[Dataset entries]
******
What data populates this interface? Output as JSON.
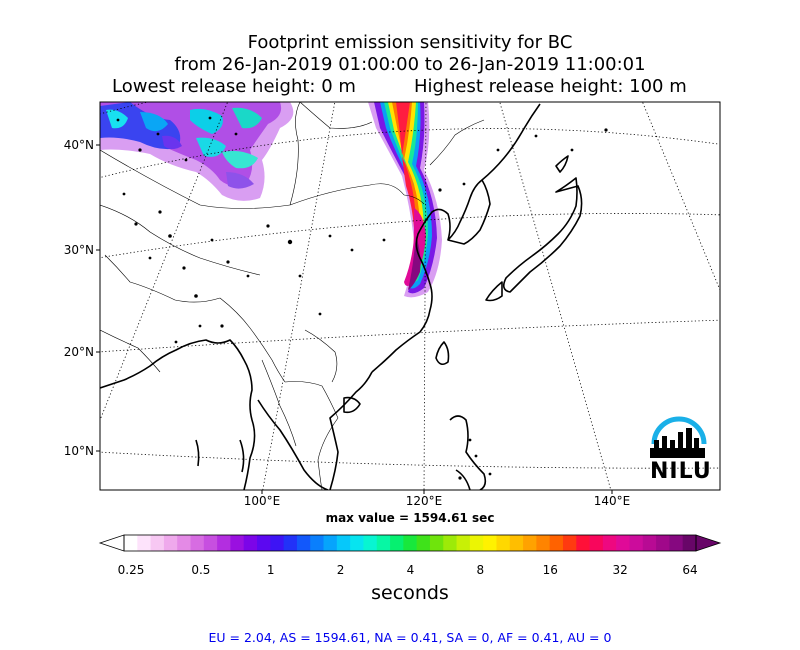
{
  "title": {
    "line1": "Footprint emission sensitivity for BC",
    "line2": "from 26-Jan-2019 01:00:00 to 26-Jan-2019 11:00:01",
    "lowest": "Lowest release height: 0 m",
    "highest": "Highest release height: 100 m"
  },
  "map": {
    "projection": "lambert-conformal",
    "graticule": "dotted",
    "lat_labels": [
      "40°N",
      "30°N",
      "20°N",
      "10°N"
    ],
    "lon_labels": [
      "100°E",
      "120°E",
      "140°E"
    ],
    "max_value": "max value = 1594.61 sec",
    "logo": "NILU",
    "logo_color": "#1ab0e8"
  },
  "colorbar": {
    "tick_labels": [
      "0.25",
      "0.5",
      "1",
      "2",
      "4",
      "8",
      "16",
      "32",
      "64"
    ],
    "unit": "seconds",
    "extend": "both",
    "colors": [
      "#ffffff",
      "#fde3fb",
      "#f7c8f3",
      "#efa9ec",
      "#e48ae6",
      "#d76ce2",
      "#c74fe0",
      "#b32ee0",
      "#9a10e0",
      "#7c05e8",
      "#5c08f0",
      "#3d14f5",
      "#2232f8",
      "#1258fb",
      "#0a7ffd",
      "#06a4fc",
      "#06c8fa",
      "#07e4f0",
      "#08f5d2",
      "#07f7a4",
      "#06f070",
      "#18e83c",
      "#3fe21a",
      "#6fe40c",
      "#9dea08",
      "#c8f006",
      "#ecf503",
      "#fff200",
      "#ffd800",
      "#ffbe00",
      "#ffa200",
      "#ff8400",
      "#ff6200",
      "#ff3a10",
      "#ff1038",
      "#f8065c",
      "#ee0880",
      "#e00a98",
      "#cc0c9c",
      "#b80a94",
      "#a0088a",
      "#860880",
      "#680668"
    ]
  },
  "regional_totals": "EU = 2.04,  AS = 1594.61,  NA = 0.41,  SA = 0,  AF = 0.41,  AU = 0"
}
******
Find how many lines include the string "height" and report that number alone.

2